START MATERIAL FOR THIS EXERCISE

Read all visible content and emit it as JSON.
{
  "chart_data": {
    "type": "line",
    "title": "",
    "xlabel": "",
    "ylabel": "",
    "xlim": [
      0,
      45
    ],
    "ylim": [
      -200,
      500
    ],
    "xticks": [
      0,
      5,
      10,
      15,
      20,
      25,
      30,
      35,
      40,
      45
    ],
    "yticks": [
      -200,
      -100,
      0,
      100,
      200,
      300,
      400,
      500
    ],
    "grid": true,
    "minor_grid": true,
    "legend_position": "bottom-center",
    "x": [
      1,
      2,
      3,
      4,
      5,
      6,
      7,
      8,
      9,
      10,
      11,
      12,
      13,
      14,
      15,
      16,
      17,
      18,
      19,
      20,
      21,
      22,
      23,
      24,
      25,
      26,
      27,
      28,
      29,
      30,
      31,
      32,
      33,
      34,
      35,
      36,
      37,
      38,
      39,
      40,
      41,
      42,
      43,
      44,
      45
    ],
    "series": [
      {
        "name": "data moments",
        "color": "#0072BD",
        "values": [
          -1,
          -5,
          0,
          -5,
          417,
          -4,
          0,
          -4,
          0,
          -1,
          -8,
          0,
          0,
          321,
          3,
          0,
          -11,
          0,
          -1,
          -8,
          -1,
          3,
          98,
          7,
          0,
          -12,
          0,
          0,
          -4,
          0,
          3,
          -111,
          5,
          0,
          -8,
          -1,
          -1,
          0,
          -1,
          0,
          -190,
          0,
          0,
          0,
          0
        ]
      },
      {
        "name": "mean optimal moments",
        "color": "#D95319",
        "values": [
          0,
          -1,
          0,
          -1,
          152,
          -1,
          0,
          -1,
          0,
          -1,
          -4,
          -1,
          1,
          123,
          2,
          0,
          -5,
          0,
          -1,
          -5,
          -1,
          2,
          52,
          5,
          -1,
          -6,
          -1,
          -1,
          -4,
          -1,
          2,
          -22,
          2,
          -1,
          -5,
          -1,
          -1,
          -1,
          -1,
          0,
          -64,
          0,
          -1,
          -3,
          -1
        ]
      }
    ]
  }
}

END MATERIAL FOR THIS EXERCISE

* WHAT YOU HAVE TO DO *
Which lines above hold the word "name"? Copy each of them.

* WRITTEN RESPONSE *
        "name": "data moments",
        "name": "mean optimal moments",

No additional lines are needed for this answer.